** START SUPPLIED DATA **

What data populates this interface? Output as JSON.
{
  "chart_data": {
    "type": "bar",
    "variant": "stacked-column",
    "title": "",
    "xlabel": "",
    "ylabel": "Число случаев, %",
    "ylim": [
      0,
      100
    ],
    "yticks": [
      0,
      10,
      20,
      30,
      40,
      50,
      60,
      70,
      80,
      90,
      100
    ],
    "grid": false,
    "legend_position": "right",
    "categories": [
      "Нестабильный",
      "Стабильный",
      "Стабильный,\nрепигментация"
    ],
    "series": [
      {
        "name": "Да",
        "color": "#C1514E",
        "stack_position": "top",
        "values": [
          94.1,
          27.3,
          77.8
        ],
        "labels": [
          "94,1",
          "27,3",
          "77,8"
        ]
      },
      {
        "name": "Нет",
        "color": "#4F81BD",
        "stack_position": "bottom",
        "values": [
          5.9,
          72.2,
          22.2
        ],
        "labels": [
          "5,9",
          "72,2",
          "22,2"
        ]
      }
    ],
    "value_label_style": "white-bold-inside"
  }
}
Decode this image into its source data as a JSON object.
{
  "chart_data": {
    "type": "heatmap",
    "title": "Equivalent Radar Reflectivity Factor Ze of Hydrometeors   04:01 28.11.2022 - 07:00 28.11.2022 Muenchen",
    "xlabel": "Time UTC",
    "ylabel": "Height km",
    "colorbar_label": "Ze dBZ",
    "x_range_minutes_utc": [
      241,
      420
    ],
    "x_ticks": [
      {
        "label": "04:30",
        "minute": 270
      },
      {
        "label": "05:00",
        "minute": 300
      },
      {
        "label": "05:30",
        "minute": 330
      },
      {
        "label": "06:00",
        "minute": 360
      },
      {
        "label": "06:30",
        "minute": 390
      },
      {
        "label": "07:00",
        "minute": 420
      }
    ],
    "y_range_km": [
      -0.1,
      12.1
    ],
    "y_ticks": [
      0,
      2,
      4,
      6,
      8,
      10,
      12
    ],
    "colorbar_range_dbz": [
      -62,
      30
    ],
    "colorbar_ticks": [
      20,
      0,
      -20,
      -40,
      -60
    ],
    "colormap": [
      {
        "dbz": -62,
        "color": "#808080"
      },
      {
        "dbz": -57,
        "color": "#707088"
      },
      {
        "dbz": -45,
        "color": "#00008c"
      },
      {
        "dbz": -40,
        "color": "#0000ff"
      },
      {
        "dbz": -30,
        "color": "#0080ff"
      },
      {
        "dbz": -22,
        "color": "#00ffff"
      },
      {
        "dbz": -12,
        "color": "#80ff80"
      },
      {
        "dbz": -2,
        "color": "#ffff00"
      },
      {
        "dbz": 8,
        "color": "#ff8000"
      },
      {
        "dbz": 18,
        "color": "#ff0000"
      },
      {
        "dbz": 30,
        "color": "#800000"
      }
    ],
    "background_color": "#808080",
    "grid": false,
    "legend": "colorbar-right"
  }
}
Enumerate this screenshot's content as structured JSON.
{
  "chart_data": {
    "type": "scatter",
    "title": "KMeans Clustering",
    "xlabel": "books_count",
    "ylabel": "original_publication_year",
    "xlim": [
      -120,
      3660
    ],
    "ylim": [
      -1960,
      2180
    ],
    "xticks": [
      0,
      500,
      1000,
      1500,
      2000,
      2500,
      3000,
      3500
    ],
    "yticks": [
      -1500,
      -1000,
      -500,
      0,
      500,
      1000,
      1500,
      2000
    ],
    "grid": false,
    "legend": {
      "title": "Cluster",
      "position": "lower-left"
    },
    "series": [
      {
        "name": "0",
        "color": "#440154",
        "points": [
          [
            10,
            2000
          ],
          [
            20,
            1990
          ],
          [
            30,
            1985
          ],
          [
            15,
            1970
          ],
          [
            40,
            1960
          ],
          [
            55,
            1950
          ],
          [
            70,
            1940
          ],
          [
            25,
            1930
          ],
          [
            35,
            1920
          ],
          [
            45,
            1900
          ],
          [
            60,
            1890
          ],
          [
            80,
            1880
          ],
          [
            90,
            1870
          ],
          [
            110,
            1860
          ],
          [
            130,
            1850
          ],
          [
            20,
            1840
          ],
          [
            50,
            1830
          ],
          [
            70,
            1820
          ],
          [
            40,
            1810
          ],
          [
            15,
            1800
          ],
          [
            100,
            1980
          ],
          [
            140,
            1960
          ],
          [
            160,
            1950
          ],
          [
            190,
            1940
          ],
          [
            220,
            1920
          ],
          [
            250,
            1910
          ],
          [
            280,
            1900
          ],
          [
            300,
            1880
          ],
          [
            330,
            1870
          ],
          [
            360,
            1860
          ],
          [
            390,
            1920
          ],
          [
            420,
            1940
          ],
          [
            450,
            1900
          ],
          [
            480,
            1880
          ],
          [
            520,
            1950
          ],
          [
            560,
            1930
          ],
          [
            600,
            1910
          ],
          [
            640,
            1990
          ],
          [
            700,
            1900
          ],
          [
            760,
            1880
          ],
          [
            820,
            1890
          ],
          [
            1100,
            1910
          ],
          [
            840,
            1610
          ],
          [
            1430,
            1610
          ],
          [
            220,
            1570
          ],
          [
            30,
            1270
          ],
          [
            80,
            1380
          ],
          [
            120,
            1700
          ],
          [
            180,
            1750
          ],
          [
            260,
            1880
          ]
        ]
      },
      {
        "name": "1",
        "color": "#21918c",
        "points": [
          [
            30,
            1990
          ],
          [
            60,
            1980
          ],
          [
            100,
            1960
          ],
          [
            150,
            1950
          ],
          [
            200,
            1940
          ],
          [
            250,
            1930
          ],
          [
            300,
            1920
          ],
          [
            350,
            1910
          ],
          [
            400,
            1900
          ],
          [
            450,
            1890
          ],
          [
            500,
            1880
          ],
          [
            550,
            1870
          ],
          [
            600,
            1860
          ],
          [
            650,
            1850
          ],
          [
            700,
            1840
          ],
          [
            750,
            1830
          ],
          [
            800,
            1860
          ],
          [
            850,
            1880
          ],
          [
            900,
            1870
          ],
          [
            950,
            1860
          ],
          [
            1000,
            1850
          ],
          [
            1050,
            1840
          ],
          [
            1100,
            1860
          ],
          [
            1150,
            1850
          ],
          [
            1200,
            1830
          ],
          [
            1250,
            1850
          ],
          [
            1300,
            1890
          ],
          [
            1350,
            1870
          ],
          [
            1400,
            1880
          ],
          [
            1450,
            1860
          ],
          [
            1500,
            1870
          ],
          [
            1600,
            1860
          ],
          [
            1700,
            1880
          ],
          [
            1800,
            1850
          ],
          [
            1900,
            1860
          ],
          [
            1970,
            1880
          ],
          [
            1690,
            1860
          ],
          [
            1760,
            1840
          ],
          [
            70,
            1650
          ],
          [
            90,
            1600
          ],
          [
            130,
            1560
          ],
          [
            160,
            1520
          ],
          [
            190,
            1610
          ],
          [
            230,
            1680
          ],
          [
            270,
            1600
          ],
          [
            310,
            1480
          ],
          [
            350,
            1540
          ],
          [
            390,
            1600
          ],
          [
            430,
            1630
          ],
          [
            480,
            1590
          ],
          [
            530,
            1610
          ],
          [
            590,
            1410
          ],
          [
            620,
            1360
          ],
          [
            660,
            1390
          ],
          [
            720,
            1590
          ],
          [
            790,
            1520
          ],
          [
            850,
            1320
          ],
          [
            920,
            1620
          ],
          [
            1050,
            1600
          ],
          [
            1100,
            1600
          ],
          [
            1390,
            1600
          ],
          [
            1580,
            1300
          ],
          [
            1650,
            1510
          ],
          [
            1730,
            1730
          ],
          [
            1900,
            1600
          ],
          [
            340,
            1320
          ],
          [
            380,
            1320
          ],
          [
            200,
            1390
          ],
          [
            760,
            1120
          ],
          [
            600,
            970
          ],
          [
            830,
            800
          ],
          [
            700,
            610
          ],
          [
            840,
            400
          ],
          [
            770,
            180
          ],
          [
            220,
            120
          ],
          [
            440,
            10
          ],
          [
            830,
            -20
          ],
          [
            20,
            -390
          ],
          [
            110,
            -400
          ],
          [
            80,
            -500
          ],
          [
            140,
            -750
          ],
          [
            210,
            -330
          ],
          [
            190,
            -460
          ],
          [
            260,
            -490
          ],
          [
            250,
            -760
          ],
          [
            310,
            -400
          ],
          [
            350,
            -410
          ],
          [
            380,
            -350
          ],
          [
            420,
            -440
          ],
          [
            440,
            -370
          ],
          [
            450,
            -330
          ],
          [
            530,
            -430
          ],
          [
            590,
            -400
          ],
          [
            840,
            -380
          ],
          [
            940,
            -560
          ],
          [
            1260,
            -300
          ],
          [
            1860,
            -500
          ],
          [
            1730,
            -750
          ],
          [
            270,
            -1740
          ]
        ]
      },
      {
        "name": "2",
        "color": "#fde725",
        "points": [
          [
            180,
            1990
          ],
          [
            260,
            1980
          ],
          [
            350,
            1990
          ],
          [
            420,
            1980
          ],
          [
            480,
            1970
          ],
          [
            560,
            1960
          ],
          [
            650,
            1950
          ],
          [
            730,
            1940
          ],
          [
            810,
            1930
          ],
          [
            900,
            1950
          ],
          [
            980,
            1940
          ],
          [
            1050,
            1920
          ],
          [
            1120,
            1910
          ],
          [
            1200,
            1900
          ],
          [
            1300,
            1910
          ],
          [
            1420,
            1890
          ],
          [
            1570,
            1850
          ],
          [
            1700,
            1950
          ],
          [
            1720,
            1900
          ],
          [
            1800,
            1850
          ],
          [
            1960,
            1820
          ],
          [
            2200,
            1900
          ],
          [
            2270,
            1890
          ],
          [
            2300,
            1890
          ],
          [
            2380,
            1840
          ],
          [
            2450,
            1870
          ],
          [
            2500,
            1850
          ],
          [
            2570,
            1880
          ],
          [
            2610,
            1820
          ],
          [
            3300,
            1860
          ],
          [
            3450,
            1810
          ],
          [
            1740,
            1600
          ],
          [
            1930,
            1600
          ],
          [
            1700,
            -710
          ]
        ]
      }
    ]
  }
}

** END SUPPLIED DATA **

*AIM OF THE TASK*
Count the lines of the material that include the word "title", then report only the total.

*TASK RESULT*
4